■ WORK TO BE COMPLETED ■
Please report every line from the material that contains the word "labels".

■ DATA SHOWN ■
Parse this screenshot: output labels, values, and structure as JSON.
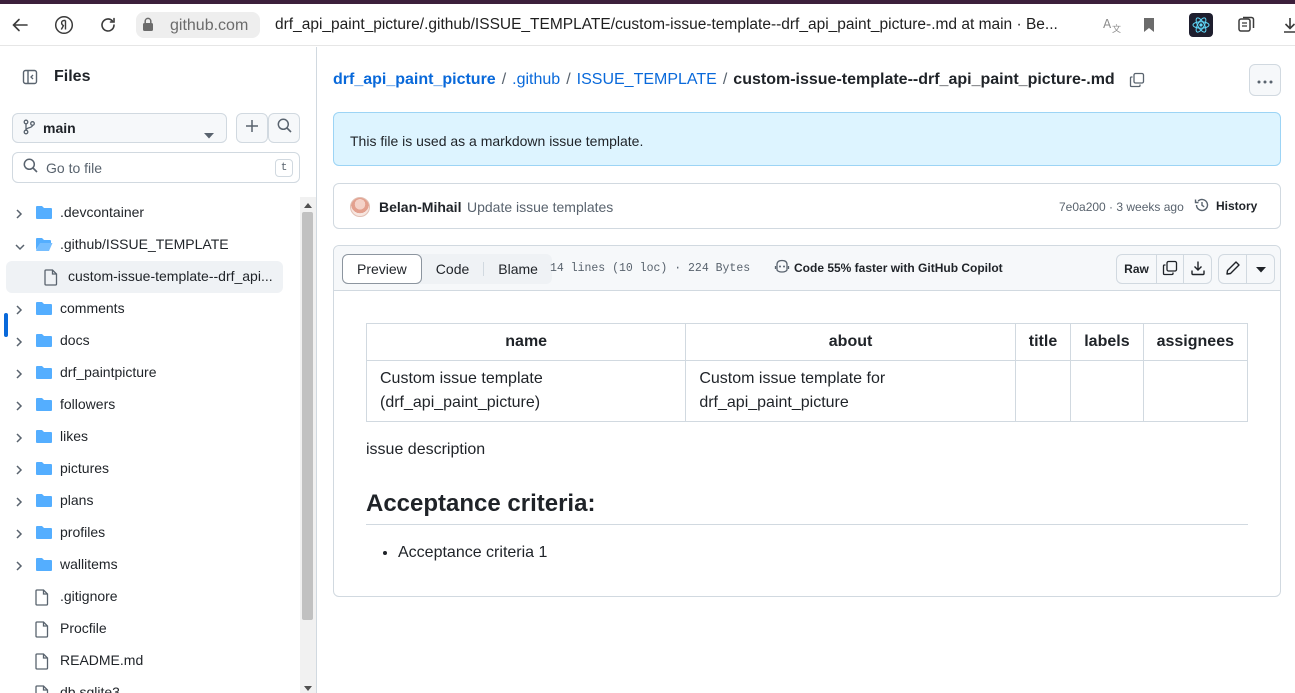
{
  "browser": {
    "domain": "github.com",
    "title": "drf_api_paint_picture/.github/ISSUE_TEMPLATE/custom-issue-template--drf_api_paint_picture-.md at main · Be..."
  },
  "sidebar": {
    "title": "Files",
    "branch": "main",
    "goto_placeholder": "Go to file",
    "goto_shortcut": "t",
    "items": [
      {
        "name": ".devcontainer",
        "type": "folder",
        "expanded": false
      },
      {
        "name": ".github/ISSUE_TEMPLATE",
        "type": "folder",
        "expanded": true
      },
      {
        "name": "custom-issue-template--drf_api...",
        "type": "file",
        "selected": true
      },
      {
        "name": "comments",
        "type": "folder",
        "expanded": false
      },
      {
        "name": "docs",
        "type": "folder",
        "expanded": false
      },
      {
        "name": "drf_paintpicture",
        "type": "folder",
        "expanded": false
      },
      {
        "name": "followers",
        "type": "folder",
        "expanded": false
      },
      {
        "name": "likes",
        "type": "folder",
        "expanded": false
      },
      {
        "name": "pictures",
        "type": "folder",
        "expanded": false
      },
      {
        "name": "plans",
        "type": "folder",
        "expanded": false
      },
      {
        "name": "profiles",
        "type": "folder",
        "expanded": false
      },
      {
        "name": "wallitems",
        "type": "folder",
        "expanded": false
      },
      {
        "name": ".gitignore",
        "type": "file"
      },
      {
        "name": "Procfile",
        "type": "file"
      },
      {
        "name": "README.md",
        "type": "file"
      },
      {
        "name": "db.sqlite3",
        "type": "file"
      }
    ]
  },
  "breadcrumb": {
    "repo": "drf_api_paint_picture",
    "dir1": ".github",
    "dir2": "ISSUE_TEMPLATE",
    "file": "custom-issue-template--drf_api_paint_picture-.md",
    "sep": "/"
  },
  "flash": "This file is used as a markdown issue template.",
  "commit": {
    "author": "Belan-Mihail",
    "message": "Update issue templates",
    "meta": "7e0a200 · 3 weeks ago",
    "history_label": "History"
  },
  "file": {
    "tabs": [
      "Preview",
      "Code",
      "Blame"
    ],
    "active_tab": "Preview",
    "meta": "14 lines (10 loc) · 224 Bytes",
    "copilot": "Code 55% faster with GitHub Copilot",
    "raw_label": "Raw"
  },
  "markdown": {
    "table": {
      "headers": [
        "name",
        "about",
        "title",
        "labels",
        "assignees"
      ],
      "rows": [
        [
          "Custom issue template (drf_api_paint_picture)",
          "Custom issue template for drf_api_paint_picture",
          "",
          "",
          ""
        ]
      ]
    },
    "paragraph": "issue description",
    "heading": "Acceptance criteria:",
    "list": [
      "Acceptance criteria 1"
    ]
  },
  "colors": {
    "accent": "#0969da",
    "flash_bg": "#ddf4ff",
    "folder": "#54aeff",
    "border": "#d1d9e0"
  }
}
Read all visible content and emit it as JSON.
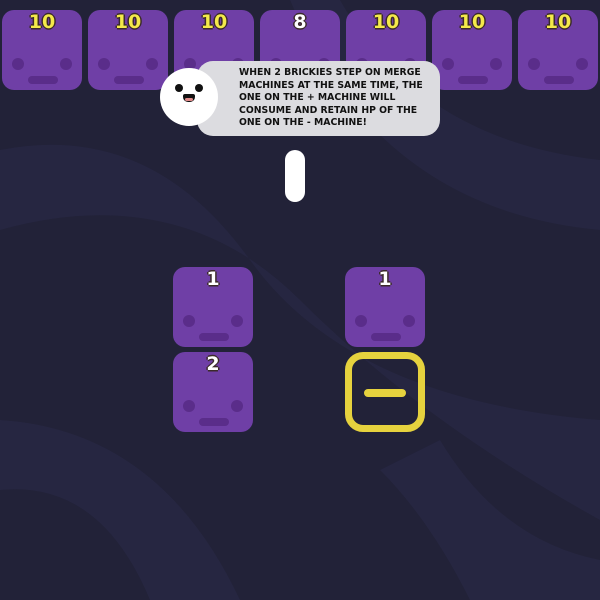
{
  "colors": {
    "background": "#222238",
    "brick": "#6f3fa6",
    "hp_text": "#f4e94a",
    "machine": "#e6d23e",
    "bubble": "#dcdce0"
  },
  "top_row": [
    {
      "hp": "10",
      "highlight": false
    },
    {
      "hp": "10",
      "highlight": false
    },
    {
      "hp": "10",
      "highlight": false
    },
    {
      "hp": "8",
      "highlight": true
    },
    {
      "hp": "10",
      "highlight": false
    },
    {
      "hp": "10",
      "highlight": false
    },
    {
      "hp": "10",
      "highlight": false
    }
  ],
  "tutorial": {
    "text": "When 2 brickies step on merge machines at the same time, the one on the + machine will consume and retain HP of the one on the - machine!",
    "speaker_icon": "smiling-face-icon"
  },
  "board": {
    "bricks": [
      {
        "hp": "1"
      },
      {
        "hp": "1"
      },
      {
        "hp": "2"
      }
    ],
    "machine": {
      "type": "minus",
      "icon": "minus-icon"
    }
  }
}
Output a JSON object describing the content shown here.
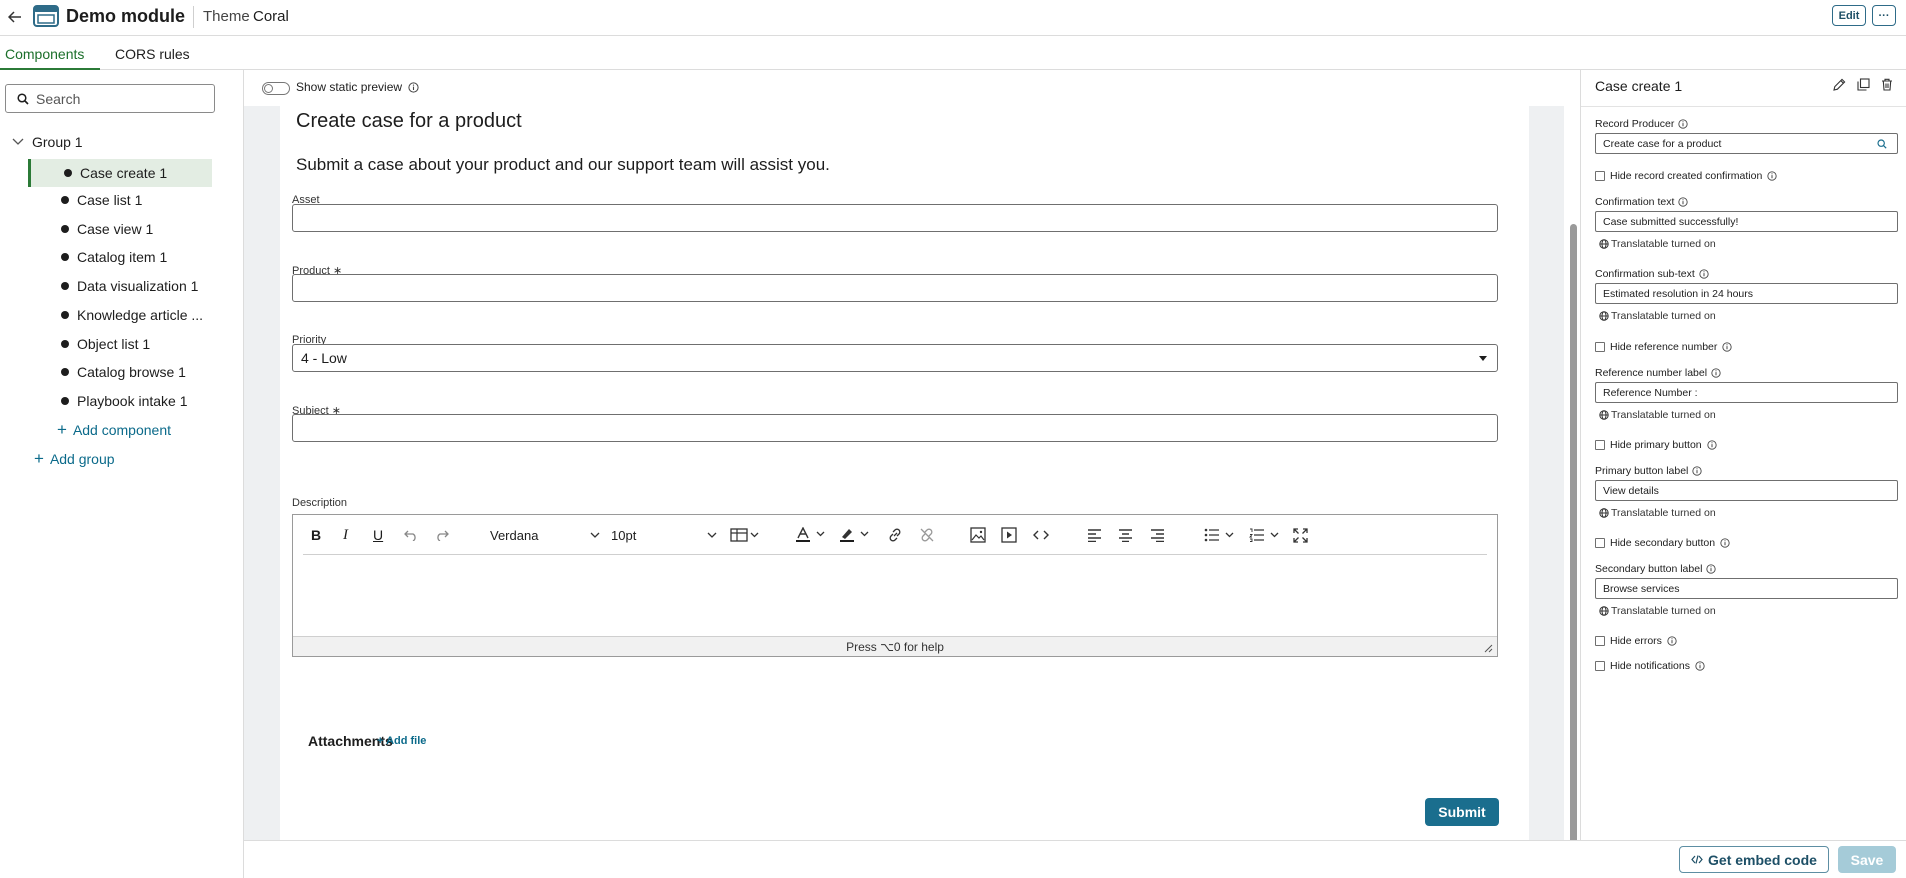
{
  "header": {
    "back_icon": "arrow-left-icon",
    "module_icon": "window-module-icon",
    "module_title": "Demo module",
    "theme_label": "Theme",
    "theme_value": "Coral",
    "edit_label": "Edit",
    "more_label": "···"
  },
  "tabs": [
    {
      "label": "Components",
      "active": true
    },
    {
      "label": "CORS rules",
      "active": false
    }
  ],
  "sidebar": {
    "search_placeholder": "Search",
    "group_label": "Group 1",
    "items": [
      {
        "label": "Case create 1",
        "selected": true
      },
      {
        "label": "Case list 1"
      },
      {
        "label": "Case view 1"
      },
      {
        "label": "Catalog item 1"
      },
      {
        "label": "Data visualization 1"
      },
      {
        "label": "Knowledge article ..."
      },
      {
        "label": "Object list 1"
      },
      {
        "label": "Catalog browse 1"
      },
      {
        "label": "Playbook intake 1"
      }
    ],
    "add_component": "Add component",
    "add_group": "Add group"
  },
  "preview": {
    "static_label": "Show static preview"
  },
  "form": {
    "title": "Create case for a product",
    "subtitle": "Submit a case about your product and our support team will assist you.",
    "asset_label": "Asset",
    "product_label": "Product",
    "required_mark": "∗",
    "priority_label": "Priority",
    "priority_value": "4 - Low",
    "subject_label": "Subject",
    "description_label": "Description",
    "editor": {
      "font": "Verdana",
      "size": "10pt",
      "status": "Press ⌥0 for help"
    },
    "attachments_label": "Attachments",
    "add_file": "+ Add file",
    "submit": "Submit"
  },
  "props": {
    "title": "Case create 1",
    "record_producer_label": "Record Producer",
    "record_producer_value": "Create case for a product",
    "hide_record_confirmation": "Hide record created confirmation",
    "confirmation_text_label": "Confirmation text",
    "confirmation_text_value": "Case submitted successfully!",
    "translatable": "Translatable turned on",
    "confirmation_subtext_label": "Confirmation sub-text",
    "confirmation_subtext_value": "Estimated resolution in 24 hours",
    "hide_reference_number": "Hide reference number",
    "reference_number_label": "Reference number label",
    "reference_number_value": "Reference Number :",
    "hide_primary_button": "Hide primary button",
    "primary_button_label": "Primary button label",
    "primary_button_value": "View details",
    "hide_secondary_button": "Hide secondary button",
    "secondary_button_label": "Secondary button label",
    "secondary_button_value": "Browse services",
    "hide_errors": "Hide errors",
    "hide_notifications": "Hide notifications"
  },
  "footer": {
    "embed_label": "Get embed code",
    "save_label": "Save"
  },
  "colors": {
    "accent_green": "#2b7a37",
    "primary_blue": "#1a6e8e",
    "selected_bg": "#e3ede3"
  }
}
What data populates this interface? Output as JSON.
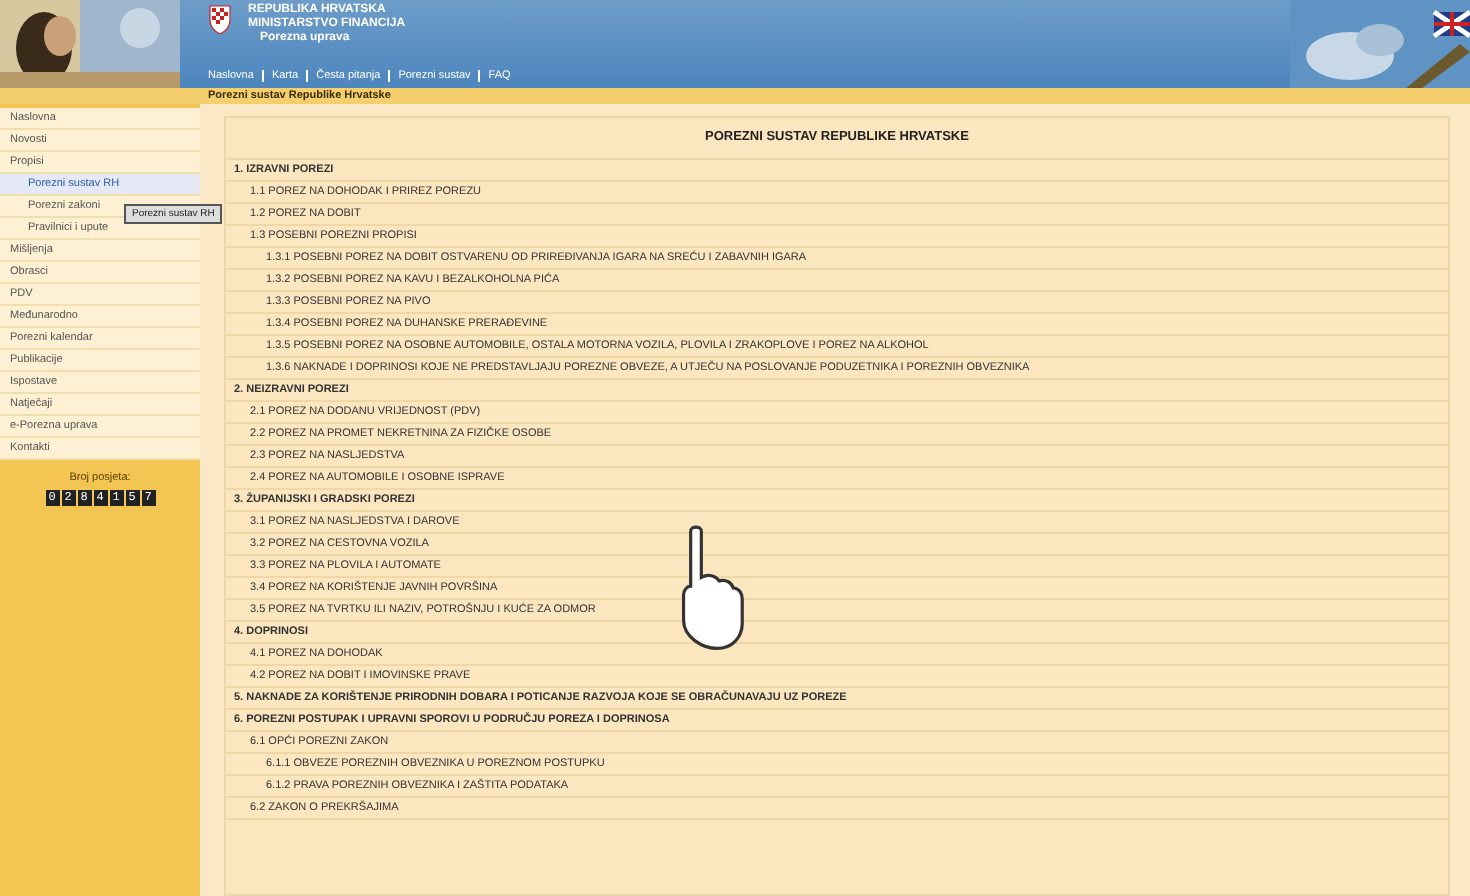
{
  "header": {
    "lines": [
      "REPUBLIKA HRVATSKA",
      "MINISTARSTVO FINANCIJA",
      "Porezna uprava"
    ],
    "breadcrumb": [
      "Naslovna",
      "Karta",
      "Česta pitanja",
      "Porezni sustav",
      "FAQ"
    ],
    "page_bar": "Porezni sustav Republike Hrvatske"
  },
  "sidebar": {
    "items": [
      {
        "label": "Naslovna",
        "selected": false
      },
      {
        "label": "Novosti",
        "selected": false
      },
      {
        "label": "Propisi",
        "selected": false,
        "children": [
          {
            "label": "Porezni sustav RH",
            "selected": true
          },
          {
            "label": "Porezni zakoni",
            "selected": false
          },
          {
            "label": "Pravilnici i upute",
            "selected": false
          }
        ]
      },
      {
        "label": "Mišljenja",
        "selected": false
      },
      {
        "label": "Obrasci",
        "selected": false
      },
      {
        "label": "PDV",
        "selected": false
      },
      {
        "label": "Međunarodno",
        "selected": false
      },
      {
        "label": "Porezni kalendar",
        "selected": false
      },
      {
        "label": "Publikacije",
        "selected": false
      },
      {
        "label": "Ispostave",
        "selected": false
      },
      {
        "label": "Natječaji",
        "selected": false
      },
      {
        "label": "e-Porezna uprava",
        "selected": false
      },
      {
        "label": "Kontakti",
        "selected": false
      }
    ],
    "tooltip": "Porezni sustav RH",
    "counter_label": "Broj posjeta:",
    "counter_digits": [
      "0",
      "2",
      "8",
      "4",
      "1",
      "5",
      "7"
    ]
  },
  "main": {
    "title": "POREZNI SUSTAV REPUBLIKE HRVATSKE",
    "sections": [
      {
        "label": "1. IZRAVNI POREZI",
        "children": [
          {
            "label": "1.1 POREZ NA DOHODAK I PRIREZ POREZU"
          },
          {
            "label": "1.2 POREZ NA DOBIT"
          },
          {
            "label": "1.3 POSEBNI POREZNI PROPISI",
            "children": [
              {
                "label": "1.3.1 POSEBNI POREZ NA DOBIT OSTVARENU OD PRIREĐIVANJA IGARA NA SREĆU I ZABAVNIH IGARA"
              },
              {
                "label": "1.3.2 POSEBNI POREZ NA KAVU I BEZALKOHOLNA PIĆA"
              },
              {
                "label": "1.3.3 POSEBNI POREZ NA PIVO"
              },
              {
                "label": "1.3.4 POSEBNI POREZ NA DUHANSKE PRERAĐEVINE"
              },
              {
                "label": "1.3.5 POSEBNI POREZ NA OSOBNE AUTOMOBILE, OSTALA MOTORNA VOZILA, PLOVILA I ZRAKOPLOVE I POREZ NA ALKOHOL"
              },
              {
                "label": "1.3.6 NAKNADE I DOPRINOSI KOJE NE PREDSTAVLJAJU POREZNE OBVEZE, A UTJEČU NA POSLOVANJE PODUZETNIKA I POREZNIH OBVEZNIKA"
              }
            ]
          }
        ]
      },
      {
        "label": "2. NEIZRAVNI POREZI",
        "children": [
          {
            "label": "2.1 POREZ NA DODANU VRIJEDNOST (PDV)"
          },
          {
            "label": "2.2 POREZ NA PROMET NEKRETNINA ZA FIZIČKE OSOBE"
          },
          {
            "label": "2.3 POREZ NA NASLJEDSTVA"
          },
          {
            "label": "2.4 POREZ NA AUTOMOBILE I OSOBNE ISPRAVE"
          }
        ]
      },
      {
        "label": "3. ŽUPANIJSKI I GRADSKI POREZI",
        "children": [
          {
            "label": "3.1 POREZ NA NASLJEDSTVA I DAROVE"
          },
          {
            "label": "3.2 POREZ NA CESTOVNA VOZILA"
          },
          {
            "label": "3.3 POREZ NA PLOVILA I AUTOMATE"
          },
          {
            "label": "3.4 POREZ NA KORIŠTENJE JAVNIH POVRŠINA"
          },
          {
            "label": "3.5 POREZ NA TVRTKU ILI NAZIV, POTROŠNJU I KUĆE ZA ODMOR"
          }
        ]
      },
      {
        "label": "4. DOPRINOSI",
        "children": [
          {
            "label": "4.1 POREZ NA DOHODAK"
          },
          {
            "label": "4.2 POREZ NA DOBIT I IMOVINSKE PRAVE"
          }
        ]
      },
      {
        "label": "5. NAKNADE ZA KORIŠTENJE PRIRODNIH DOBARA I POTICANJE RAZVOJA KOJE SE OBRAČUNAVAJU UZ POREZE"
      },
      {
        "label": "6. POREZNI POSTUPAK I UPRAVNI SPOROVI U PODRUČJU POREZA I DOPRINOSA",
        "children": [
          {
            "label": "6.1 OPĆI POREZNI ZAKON",
            "children": [
              {
                "label": "6.1.1 OBVEZE POREZNIH OBVEZNIKA U POREZNOM POSTUPKU"
              },
              {
                "label": "6.1.2 PRAVA POREZNIH OBVEZNIKA I ZAŠTITA PODATAKA"
              }
            ]
          },
          {
            "label": "6.2 ZAKON O PREKRŠAJIMA"
          }
        ]
      }
    ]
  }
}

■ RESPONSE TO THE EXERCISE ■
Parse this screenshot: output labels, values, and structure as JSON.
        "labels",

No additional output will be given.